EXTRACTED ENTRIES:
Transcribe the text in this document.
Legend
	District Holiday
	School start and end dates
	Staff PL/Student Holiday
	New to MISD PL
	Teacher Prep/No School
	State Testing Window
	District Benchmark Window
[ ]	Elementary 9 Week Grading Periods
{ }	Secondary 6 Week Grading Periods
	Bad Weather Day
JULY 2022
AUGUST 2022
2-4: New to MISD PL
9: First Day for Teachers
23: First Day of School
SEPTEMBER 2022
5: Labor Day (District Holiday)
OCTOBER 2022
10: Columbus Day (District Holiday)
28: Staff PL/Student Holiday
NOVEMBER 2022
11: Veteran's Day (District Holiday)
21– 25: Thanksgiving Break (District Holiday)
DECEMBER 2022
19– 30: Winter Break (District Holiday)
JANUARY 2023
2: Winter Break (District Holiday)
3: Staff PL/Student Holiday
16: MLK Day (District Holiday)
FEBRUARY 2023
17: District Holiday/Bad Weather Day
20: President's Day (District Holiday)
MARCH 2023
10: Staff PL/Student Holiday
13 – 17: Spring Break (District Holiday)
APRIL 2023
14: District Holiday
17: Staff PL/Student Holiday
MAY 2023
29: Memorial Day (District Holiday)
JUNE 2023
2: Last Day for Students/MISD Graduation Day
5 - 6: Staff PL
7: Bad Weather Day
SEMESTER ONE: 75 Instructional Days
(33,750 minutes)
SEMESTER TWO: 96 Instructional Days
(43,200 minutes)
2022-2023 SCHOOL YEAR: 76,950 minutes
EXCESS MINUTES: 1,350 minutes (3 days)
---
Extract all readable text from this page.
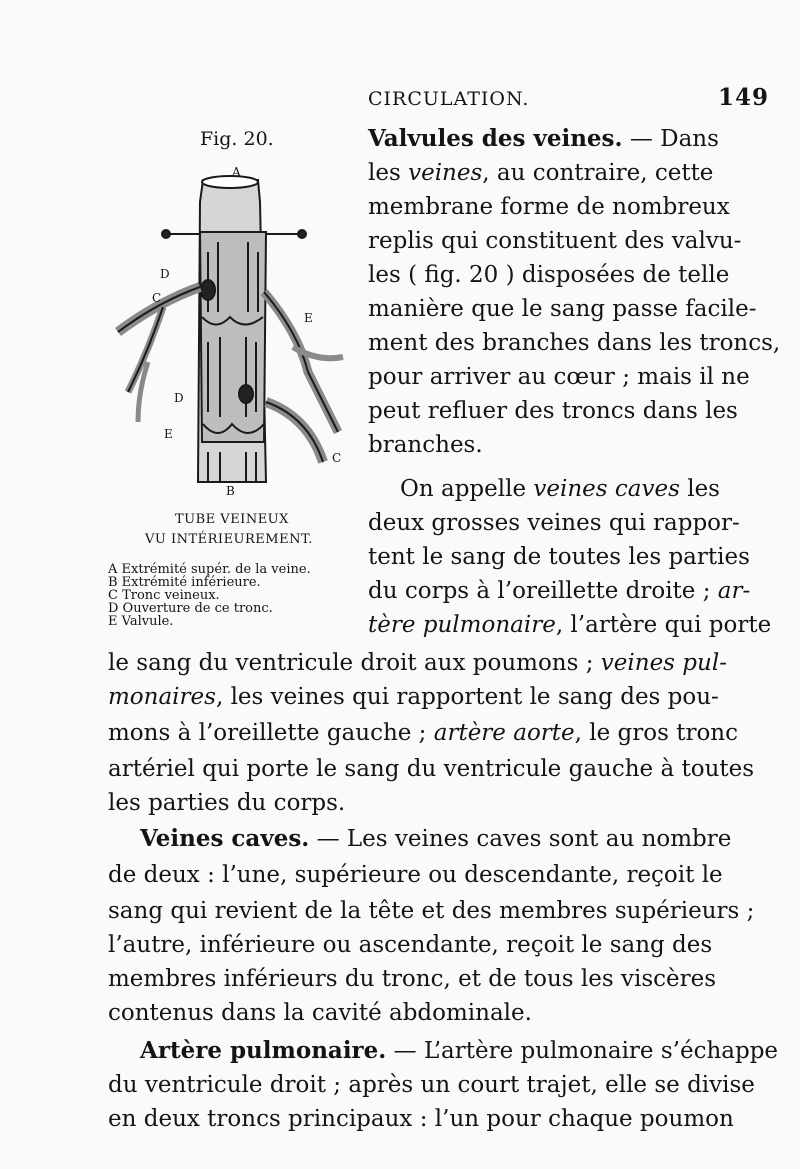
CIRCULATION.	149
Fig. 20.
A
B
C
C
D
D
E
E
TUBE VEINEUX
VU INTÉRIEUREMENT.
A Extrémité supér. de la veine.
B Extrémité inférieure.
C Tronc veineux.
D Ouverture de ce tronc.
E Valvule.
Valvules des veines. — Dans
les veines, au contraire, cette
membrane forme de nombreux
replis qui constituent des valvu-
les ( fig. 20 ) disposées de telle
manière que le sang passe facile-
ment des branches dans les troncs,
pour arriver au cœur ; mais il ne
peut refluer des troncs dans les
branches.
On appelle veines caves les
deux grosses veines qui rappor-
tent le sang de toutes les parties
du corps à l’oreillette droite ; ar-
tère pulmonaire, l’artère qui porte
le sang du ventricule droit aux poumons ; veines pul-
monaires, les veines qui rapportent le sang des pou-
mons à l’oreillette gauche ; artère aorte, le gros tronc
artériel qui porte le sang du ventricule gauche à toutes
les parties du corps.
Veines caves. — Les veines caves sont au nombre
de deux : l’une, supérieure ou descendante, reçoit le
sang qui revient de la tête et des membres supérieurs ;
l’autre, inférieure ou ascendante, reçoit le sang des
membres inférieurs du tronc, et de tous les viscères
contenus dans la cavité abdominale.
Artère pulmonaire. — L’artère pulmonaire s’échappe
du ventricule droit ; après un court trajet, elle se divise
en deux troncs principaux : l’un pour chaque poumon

TASK TO COMPLETE: Show each line of the listing that holds the string "Grading".

RESPONSE TO THIS TASK:
[ ]	Elementary 9 Week Grading Periods
{ }	Secondary 6 Week Grading Periods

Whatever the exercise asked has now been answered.